## Exercise task
Pull every line containing the word "name" from the records.

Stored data
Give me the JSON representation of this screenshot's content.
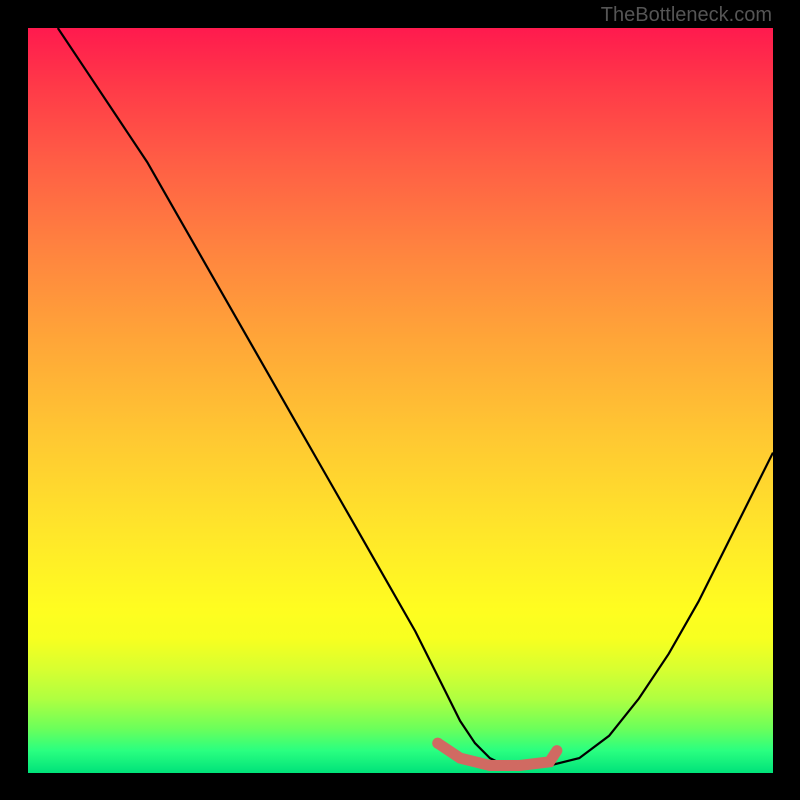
{
  "attribution": "TheBottleneck.com",
  "chart_data": {
    "type": "line",
    "title": "",
    "xlabel": "",
    "ylabel": "",
    "xlim": [
      0,
      100
    ],
    "ylim": [
      0,
      100
    ],
    "series": [
      {
        "name": "bottleneck-curve",
        "x": [
          4,
          8,
          12,
          16,
          20,
          24,
          28,
          32,
          36,
          40,
          44,
          48,
          52,
          54,
          56,
          58,
          60,
          62,
          64,
          66,
          68,
          70,
          74,
          78,
          82,
          86,
          90,
          94,
          98,
          100
        ],
        "y": [
          100,
          94,
          88,
          82,
          75,
          68,
          61,
          54,
          47,
          40,
          33,
          26,
          19,
          15,
          11,
          7,
          4,
          2,
          1,
          1,
          1,
          1,
          2,
          5,
          10,
          16,
          23,
          31,
          39,
          43
        ]
      },
      {
        "name": "optimal-zone-marker",
        "x": [
          55,
          58,
          62,
          66,
          70,
          71
        ],
        "y": [
          4,
          2,
          1,
          1,
          1.5,
          3
        ]
      }
    ],
    "gradient_stops": [
      {
        "pos": 0.0,
        "color": "#ff1a4e"
      },
      {
        "pos": 0.18,
        "color": "#ff5e45"
      },
      {
        "pos": 0.42,
        "color": "#ffa638"
      },
      {
        "pos": 0.68,
        "color": "#ffe72a"
      },
      {
        "pos": 0.86,
        "color": "#d8ff30"
      },
      {
        "pos": 1.0,
        "color": "#00e27a"
      }
    ],
    "marker_color": "#d06a62"
  }
}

## Expected answer
        "name": "bottleneck-curve",
        "name": "optimal-zone-marker",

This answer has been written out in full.